[START OF Record set]

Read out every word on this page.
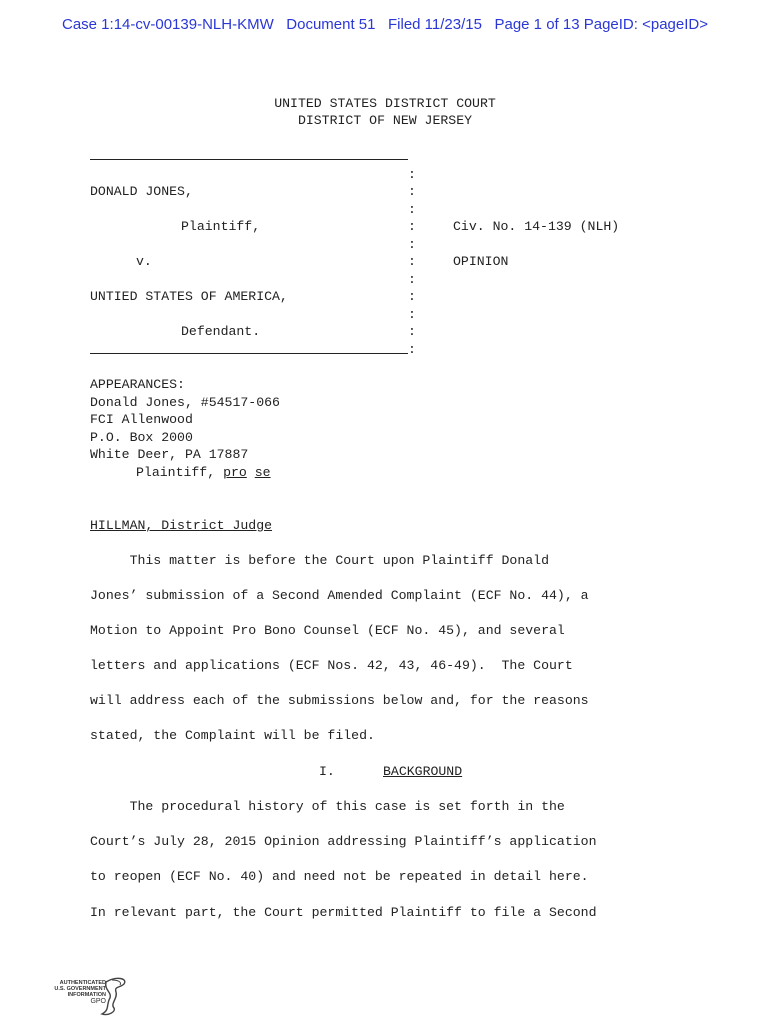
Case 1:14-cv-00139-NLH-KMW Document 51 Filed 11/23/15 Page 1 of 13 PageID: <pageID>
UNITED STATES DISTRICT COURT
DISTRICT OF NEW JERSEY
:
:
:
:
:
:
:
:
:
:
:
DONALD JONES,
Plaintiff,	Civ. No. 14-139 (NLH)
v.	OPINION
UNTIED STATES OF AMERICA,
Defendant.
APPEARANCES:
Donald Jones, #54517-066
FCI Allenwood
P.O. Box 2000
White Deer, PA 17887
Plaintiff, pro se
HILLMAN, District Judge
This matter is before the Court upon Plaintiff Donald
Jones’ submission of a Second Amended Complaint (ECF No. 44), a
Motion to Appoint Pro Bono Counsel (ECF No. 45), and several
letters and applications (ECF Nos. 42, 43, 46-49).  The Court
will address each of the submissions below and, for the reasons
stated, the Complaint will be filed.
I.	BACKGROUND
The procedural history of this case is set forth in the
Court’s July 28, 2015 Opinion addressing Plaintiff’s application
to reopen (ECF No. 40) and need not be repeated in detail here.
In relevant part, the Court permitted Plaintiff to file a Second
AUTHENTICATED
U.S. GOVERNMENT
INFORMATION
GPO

[END OF Record set]

Instructions to follow:
Transcribe each entry above exactly, apart from the pictures.

Correct answer:
Read out every word on this page.
Case 1:14-cv-00139-NLH-KMW Document 51 Filed 11/23/15 Page 1 of 13 PageID: <pageID>
UNITED STATES DISTRICT COURT
DISTRICT OF NEW JERSEY
:
:
:
:
:
:
:
:
:
:
:
DONALD JONES,
Plaintiff,	Civ. No. 14-139 (NLH)
v.	OPINION
UNTIED STATES OF AMERICA,
Defendant.
APPEARANCES:
Donald Jones, #54517-066
FCI Allenwood
P.O. Box 2000
White Deer, PA 17887
Plaintiff, pro se
HILLMAN, District Judge
This matter is before the Court upon Plaintiff Donald
Jones’ submission of a Second Amended Complaint (ECF No. 44), a
Motion to Appoint Pro Bono Counsel (ECF No. 45), and several
letters and applications (ECF Nos. 42, 43, 46-49).  The Court
will address each of the submissions below and, for the reasons
stated, the Complaint will be filed.
I.	BACKGROUND
The procedural history of this case is set forth in the
Court’s July 28, 2015 Opinion addressing Plaintiff’s application
to reopen (ECF No. 40) and need not be repeated in detail here.
In relevant part, the Court permitted Plaintiff to file a Second
AUTHENTICATED
U.S. GOVERNMENT
INFORMATION
GPO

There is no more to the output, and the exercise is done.